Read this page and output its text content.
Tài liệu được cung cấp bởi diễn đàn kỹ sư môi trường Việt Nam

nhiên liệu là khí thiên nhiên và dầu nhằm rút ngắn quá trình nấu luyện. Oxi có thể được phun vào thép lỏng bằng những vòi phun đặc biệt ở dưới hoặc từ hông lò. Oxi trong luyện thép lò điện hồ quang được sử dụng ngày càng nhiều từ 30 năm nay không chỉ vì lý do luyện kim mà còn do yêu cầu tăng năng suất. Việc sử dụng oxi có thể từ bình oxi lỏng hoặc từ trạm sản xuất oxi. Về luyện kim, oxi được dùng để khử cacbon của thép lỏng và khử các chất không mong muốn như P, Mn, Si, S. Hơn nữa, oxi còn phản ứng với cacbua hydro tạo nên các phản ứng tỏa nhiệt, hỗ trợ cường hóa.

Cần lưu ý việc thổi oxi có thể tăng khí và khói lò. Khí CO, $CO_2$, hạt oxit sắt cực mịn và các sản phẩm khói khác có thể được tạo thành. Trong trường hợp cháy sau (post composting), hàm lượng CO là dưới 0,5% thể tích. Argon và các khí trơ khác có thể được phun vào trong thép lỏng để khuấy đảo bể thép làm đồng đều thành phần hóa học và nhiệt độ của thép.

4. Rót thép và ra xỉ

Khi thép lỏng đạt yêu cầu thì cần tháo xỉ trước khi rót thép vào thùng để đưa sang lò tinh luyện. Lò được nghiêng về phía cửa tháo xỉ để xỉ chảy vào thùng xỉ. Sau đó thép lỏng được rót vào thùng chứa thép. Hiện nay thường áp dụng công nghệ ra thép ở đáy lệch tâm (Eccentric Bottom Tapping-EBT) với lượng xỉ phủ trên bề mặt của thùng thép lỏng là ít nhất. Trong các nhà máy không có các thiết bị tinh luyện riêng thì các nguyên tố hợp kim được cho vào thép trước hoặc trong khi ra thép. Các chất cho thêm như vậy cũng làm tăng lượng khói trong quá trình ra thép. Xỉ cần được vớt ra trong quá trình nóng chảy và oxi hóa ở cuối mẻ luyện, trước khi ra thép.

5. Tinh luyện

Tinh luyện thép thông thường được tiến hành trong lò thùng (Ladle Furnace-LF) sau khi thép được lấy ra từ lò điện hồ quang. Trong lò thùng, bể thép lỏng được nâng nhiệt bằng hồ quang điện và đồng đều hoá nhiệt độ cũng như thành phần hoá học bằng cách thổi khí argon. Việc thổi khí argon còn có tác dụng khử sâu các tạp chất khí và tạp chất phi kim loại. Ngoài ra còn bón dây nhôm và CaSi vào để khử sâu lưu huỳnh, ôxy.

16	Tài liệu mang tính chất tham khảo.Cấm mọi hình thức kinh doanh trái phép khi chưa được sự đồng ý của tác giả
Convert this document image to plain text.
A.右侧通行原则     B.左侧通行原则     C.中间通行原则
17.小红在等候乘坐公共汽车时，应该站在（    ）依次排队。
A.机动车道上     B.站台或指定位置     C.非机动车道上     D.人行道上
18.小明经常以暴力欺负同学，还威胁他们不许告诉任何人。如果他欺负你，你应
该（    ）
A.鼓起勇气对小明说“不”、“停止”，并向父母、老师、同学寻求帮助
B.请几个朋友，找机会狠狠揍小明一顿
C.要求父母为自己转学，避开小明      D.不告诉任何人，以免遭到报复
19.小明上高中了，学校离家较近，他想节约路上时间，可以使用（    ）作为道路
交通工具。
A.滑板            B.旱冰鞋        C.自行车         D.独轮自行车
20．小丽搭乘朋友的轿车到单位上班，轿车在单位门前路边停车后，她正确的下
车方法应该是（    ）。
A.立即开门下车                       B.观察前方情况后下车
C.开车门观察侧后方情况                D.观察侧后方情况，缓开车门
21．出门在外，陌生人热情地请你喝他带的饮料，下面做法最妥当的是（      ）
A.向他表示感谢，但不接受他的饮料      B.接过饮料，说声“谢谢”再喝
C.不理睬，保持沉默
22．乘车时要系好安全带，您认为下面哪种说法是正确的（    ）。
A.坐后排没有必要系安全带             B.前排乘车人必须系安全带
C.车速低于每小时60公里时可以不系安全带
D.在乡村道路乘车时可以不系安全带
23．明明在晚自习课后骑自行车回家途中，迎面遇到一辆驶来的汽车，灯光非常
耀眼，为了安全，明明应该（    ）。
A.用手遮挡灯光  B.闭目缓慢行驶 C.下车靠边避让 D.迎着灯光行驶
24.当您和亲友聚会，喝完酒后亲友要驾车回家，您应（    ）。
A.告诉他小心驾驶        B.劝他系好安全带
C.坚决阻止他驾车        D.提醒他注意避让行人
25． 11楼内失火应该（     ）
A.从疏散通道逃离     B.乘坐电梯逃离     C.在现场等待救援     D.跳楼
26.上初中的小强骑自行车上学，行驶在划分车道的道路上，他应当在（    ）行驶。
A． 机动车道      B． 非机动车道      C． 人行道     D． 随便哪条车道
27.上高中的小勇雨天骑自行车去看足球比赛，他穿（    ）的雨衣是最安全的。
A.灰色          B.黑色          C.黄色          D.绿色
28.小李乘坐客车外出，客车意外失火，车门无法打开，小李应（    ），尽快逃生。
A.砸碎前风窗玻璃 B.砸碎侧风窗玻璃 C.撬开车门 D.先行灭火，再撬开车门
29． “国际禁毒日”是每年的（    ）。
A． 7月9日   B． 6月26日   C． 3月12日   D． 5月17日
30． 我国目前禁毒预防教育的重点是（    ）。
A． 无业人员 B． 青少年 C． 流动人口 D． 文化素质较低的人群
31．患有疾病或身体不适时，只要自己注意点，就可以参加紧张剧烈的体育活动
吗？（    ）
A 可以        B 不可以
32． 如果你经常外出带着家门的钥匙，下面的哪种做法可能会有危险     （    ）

PROBLEM STATEMENT
Tell how many lines of the material above hold "this", answering with a bare number.

SOLUTION TO THE PROBLEM
2